[Dataset entries]
[Begin]
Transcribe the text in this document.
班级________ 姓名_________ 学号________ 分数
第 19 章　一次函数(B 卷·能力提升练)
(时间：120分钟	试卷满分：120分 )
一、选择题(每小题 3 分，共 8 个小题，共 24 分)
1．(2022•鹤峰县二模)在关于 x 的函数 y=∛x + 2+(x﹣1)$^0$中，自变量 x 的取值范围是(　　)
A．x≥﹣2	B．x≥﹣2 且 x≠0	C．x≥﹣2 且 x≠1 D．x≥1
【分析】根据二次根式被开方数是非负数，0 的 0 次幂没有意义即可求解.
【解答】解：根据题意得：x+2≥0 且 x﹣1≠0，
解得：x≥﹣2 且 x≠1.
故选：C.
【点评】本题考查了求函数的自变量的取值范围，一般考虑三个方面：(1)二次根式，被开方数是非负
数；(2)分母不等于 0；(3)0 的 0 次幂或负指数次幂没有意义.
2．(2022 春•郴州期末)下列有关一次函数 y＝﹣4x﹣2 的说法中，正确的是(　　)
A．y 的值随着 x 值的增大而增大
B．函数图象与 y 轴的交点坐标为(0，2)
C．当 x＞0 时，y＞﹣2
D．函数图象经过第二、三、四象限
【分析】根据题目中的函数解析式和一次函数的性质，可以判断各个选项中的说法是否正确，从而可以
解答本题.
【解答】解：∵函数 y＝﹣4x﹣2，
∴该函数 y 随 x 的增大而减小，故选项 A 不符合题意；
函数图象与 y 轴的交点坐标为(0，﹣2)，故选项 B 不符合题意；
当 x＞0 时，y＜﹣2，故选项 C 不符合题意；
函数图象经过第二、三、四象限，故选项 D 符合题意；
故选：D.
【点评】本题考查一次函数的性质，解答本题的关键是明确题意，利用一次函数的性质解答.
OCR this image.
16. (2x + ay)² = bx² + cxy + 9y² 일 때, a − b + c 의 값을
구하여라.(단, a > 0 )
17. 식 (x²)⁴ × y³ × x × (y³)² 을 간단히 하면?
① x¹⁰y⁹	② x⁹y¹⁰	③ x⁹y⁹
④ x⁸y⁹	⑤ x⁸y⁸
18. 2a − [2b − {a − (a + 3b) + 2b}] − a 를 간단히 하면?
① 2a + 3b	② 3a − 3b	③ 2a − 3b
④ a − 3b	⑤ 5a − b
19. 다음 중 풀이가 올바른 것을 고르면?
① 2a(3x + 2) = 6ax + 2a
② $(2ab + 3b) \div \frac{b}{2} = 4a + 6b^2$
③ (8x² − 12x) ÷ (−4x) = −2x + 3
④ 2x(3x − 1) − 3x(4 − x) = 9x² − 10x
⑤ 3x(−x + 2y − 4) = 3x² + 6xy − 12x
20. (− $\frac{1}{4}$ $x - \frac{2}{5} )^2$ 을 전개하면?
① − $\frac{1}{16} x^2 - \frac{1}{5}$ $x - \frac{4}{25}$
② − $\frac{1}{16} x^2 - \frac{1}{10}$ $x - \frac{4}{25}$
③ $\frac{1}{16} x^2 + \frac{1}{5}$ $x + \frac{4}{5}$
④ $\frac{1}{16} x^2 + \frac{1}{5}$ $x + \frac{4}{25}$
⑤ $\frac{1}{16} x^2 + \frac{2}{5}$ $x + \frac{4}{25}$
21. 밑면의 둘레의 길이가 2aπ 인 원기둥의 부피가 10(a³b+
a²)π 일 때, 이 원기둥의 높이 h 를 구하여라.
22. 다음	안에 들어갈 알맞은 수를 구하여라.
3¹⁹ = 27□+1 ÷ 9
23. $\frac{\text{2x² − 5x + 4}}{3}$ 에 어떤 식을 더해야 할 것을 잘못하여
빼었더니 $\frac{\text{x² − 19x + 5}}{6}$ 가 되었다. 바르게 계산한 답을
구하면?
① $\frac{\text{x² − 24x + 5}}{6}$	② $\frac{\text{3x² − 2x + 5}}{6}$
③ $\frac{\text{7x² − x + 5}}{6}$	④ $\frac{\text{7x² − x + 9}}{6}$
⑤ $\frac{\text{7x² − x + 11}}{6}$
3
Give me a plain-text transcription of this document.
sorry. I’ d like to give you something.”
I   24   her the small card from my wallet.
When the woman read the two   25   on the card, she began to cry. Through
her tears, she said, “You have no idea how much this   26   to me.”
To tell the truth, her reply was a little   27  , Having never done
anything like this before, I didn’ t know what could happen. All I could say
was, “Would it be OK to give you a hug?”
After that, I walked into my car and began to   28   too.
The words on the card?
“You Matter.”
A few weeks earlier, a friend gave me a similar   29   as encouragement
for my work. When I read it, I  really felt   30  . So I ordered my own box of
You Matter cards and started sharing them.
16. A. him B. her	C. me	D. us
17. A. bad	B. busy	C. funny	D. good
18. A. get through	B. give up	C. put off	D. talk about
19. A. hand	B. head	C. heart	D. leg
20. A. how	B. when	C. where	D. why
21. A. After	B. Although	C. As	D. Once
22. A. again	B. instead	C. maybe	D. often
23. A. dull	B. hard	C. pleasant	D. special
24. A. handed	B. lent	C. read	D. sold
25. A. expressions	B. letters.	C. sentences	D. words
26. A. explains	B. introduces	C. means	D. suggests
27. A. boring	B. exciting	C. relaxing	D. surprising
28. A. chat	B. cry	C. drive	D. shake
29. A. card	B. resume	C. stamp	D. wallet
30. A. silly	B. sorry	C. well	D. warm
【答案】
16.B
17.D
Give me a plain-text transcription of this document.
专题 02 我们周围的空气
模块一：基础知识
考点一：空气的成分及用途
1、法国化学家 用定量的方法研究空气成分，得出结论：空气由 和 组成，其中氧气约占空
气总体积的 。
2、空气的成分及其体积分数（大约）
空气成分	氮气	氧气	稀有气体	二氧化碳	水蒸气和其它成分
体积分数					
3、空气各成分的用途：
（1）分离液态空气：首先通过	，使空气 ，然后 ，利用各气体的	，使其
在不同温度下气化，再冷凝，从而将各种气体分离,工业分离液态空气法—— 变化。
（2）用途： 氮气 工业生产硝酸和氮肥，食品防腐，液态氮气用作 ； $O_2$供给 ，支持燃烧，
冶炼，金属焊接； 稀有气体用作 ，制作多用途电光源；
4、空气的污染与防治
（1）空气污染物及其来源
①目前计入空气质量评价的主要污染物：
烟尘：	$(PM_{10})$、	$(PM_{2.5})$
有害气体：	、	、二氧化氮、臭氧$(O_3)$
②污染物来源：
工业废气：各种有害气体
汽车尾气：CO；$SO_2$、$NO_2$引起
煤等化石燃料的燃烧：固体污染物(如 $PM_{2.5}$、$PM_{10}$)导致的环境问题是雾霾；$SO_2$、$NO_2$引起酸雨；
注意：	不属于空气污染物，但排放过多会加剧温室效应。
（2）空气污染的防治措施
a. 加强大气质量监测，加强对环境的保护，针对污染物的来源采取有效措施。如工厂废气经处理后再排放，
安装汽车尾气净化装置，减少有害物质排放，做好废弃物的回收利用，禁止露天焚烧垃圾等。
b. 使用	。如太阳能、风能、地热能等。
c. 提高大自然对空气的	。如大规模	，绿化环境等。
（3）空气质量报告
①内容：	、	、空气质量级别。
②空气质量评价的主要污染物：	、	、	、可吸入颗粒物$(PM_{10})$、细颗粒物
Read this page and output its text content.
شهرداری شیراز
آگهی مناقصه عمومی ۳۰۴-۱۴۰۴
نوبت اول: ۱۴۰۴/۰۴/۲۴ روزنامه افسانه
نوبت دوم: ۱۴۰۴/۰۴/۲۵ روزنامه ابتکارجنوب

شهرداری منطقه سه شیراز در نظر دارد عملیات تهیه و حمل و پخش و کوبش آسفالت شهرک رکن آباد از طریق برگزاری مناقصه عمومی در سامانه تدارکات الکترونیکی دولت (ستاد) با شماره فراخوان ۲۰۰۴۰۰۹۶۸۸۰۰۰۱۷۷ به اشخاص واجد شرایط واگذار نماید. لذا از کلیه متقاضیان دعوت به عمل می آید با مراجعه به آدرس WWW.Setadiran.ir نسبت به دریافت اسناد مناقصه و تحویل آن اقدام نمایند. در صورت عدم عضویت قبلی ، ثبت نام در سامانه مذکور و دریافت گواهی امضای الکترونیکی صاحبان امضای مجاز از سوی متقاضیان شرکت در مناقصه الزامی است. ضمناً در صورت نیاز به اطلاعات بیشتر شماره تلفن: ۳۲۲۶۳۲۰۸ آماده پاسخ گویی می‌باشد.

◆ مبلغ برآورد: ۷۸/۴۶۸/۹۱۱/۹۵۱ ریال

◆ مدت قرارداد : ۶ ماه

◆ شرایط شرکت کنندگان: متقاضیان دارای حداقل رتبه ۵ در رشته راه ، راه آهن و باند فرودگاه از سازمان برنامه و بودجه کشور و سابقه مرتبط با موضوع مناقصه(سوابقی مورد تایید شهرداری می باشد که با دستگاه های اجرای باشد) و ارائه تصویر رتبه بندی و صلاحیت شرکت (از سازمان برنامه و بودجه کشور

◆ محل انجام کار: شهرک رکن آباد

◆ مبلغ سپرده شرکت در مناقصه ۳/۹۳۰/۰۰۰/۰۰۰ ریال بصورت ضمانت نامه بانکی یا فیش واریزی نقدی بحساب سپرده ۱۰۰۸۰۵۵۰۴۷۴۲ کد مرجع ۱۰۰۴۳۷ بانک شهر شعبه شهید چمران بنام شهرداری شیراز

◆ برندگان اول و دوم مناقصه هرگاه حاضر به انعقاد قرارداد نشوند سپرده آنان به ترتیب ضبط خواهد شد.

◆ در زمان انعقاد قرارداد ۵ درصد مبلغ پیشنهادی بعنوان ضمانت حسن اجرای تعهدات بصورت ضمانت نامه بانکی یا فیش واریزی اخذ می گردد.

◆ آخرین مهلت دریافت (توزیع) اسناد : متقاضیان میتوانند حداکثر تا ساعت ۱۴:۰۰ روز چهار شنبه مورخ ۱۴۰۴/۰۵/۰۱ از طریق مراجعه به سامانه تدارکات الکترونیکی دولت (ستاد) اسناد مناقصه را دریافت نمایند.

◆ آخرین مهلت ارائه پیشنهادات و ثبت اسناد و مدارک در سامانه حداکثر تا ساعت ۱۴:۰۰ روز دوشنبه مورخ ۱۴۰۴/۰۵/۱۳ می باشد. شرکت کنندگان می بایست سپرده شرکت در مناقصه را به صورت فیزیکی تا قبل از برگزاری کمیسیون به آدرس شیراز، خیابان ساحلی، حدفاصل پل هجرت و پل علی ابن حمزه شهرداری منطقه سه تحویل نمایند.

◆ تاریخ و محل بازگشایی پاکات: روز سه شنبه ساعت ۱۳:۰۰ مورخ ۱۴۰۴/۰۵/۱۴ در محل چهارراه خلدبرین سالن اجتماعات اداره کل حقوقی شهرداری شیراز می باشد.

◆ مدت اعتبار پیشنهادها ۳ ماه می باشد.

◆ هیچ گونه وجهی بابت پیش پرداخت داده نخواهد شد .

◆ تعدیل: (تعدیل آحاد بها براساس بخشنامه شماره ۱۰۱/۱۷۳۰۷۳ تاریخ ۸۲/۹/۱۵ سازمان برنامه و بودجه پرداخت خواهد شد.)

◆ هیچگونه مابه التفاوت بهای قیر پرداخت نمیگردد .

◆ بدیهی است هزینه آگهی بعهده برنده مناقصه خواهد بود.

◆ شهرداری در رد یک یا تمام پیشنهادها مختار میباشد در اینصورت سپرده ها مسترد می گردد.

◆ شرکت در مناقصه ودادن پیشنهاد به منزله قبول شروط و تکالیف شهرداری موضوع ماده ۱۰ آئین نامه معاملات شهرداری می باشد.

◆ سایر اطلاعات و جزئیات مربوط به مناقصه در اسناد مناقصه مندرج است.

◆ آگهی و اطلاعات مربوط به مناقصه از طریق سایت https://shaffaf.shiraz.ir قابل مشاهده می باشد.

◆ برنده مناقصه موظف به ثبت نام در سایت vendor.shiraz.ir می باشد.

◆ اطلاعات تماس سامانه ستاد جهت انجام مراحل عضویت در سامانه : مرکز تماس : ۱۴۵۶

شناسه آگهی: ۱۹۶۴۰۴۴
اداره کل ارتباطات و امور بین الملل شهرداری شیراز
[End]
Task directions
Indicate how many lines of the material include the word "text"; the number alone is required.

The answer
9